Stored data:
────

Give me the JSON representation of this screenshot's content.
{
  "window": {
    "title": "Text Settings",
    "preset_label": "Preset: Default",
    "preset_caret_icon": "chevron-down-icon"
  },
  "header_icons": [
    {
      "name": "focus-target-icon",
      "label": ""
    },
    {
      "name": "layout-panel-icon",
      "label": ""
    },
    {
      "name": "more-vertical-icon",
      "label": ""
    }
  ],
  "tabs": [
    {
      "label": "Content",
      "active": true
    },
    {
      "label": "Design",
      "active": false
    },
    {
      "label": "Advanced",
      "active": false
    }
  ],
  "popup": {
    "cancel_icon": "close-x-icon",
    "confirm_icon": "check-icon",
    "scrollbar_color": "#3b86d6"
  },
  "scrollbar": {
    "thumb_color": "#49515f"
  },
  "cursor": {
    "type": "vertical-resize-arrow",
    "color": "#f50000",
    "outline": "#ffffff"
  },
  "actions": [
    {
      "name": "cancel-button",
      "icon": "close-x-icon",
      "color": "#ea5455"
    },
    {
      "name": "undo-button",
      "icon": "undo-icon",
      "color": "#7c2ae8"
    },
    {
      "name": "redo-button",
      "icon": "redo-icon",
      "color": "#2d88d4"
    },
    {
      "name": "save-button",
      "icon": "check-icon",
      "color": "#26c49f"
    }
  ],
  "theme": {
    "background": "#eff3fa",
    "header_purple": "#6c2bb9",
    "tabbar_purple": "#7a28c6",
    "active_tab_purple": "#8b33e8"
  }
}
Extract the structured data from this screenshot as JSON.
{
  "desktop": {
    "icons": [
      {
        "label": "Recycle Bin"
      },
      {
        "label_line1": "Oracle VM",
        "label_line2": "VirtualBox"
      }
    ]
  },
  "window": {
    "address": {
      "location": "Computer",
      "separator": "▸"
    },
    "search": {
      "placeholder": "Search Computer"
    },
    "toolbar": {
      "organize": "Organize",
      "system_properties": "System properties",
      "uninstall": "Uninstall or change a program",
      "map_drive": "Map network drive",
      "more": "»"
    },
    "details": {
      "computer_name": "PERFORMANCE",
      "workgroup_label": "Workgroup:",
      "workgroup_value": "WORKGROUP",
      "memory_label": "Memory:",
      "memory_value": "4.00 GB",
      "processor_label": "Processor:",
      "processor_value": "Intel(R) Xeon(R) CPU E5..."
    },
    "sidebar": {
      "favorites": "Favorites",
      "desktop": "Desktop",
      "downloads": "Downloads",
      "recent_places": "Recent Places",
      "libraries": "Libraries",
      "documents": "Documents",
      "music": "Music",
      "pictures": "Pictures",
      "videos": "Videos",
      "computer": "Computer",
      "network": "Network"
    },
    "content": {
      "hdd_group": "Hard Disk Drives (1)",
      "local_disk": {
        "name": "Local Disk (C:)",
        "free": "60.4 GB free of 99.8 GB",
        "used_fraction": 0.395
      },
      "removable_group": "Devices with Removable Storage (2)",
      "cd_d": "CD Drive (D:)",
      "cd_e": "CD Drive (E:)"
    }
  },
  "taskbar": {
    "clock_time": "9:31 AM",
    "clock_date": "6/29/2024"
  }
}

────

Work to be completed: How many of the lines in the listing above hold the word "JSON"? Report only that figure.

Full solution: 2